#### [WHAT THIS TASK INVOLVES]
In the listing below, identify each line with the word "heading" and return those lines.
## begin
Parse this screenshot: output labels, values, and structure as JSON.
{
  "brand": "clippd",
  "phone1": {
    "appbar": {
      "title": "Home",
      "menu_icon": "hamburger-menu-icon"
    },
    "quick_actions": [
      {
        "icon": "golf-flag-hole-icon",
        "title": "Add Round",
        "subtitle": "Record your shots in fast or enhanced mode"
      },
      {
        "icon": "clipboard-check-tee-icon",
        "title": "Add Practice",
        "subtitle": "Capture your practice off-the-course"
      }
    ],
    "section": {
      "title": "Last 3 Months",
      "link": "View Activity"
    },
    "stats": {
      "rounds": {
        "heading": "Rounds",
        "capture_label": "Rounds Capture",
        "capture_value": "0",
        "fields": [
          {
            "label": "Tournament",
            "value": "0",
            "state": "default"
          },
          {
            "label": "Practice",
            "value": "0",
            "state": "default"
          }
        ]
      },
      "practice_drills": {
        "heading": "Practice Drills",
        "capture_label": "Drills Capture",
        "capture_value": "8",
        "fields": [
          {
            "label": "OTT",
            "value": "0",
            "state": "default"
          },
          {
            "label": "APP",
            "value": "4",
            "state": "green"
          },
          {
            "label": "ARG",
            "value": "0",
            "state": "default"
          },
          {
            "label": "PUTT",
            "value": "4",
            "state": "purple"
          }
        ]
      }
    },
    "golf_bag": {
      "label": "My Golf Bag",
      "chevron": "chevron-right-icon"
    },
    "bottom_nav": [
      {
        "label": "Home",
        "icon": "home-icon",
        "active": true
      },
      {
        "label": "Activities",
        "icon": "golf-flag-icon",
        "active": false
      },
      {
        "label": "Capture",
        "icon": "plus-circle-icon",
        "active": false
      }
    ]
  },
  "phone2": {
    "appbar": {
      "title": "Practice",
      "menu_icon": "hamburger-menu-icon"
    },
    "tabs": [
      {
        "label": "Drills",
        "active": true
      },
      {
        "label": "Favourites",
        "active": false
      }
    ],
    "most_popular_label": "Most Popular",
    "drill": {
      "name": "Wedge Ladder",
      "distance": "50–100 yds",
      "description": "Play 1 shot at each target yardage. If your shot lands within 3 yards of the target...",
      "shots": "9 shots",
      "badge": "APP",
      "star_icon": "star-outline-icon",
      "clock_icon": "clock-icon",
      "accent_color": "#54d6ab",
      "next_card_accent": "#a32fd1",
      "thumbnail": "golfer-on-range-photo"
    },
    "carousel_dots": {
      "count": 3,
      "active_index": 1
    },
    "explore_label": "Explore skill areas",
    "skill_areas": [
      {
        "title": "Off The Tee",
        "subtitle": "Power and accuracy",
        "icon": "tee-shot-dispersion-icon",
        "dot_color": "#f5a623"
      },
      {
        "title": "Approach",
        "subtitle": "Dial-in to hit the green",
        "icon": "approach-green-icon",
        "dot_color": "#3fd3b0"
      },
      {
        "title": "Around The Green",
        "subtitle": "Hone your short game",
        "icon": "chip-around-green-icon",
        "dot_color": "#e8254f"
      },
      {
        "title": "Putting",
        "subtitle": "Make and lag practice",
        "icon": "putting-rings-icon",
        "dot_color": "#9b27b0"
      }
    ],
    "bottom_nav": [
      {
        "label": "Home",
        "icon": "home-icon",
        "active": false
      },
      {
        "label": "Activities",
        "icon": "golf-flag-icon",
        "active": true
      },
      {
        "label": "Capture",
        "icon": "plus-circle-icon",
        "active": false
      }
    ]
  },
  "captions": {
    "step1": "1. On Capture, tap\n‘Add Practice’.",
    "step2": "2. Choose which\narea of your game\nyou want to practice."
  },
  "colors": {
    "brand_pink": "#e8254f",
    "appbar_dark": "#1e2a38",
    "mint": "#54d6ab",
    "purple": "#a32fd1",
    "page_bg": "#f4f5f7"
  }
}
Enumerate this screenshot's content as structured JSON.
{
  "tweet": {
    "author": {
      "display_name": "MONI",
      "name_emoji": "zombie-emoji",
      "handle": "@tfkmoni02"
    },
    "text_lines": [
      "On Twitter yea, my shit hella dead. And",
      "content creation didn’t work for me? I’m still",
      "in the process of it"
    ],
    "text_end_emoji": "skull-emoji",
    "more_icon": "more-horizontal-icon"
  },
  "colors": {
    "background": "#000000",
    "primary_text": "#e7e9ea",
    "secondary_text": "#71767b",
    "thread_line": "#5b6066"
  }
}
## end
#### [EXERCISE RESPONSE]
        "heading": "Rounds",
        "heading": "Practice Drills",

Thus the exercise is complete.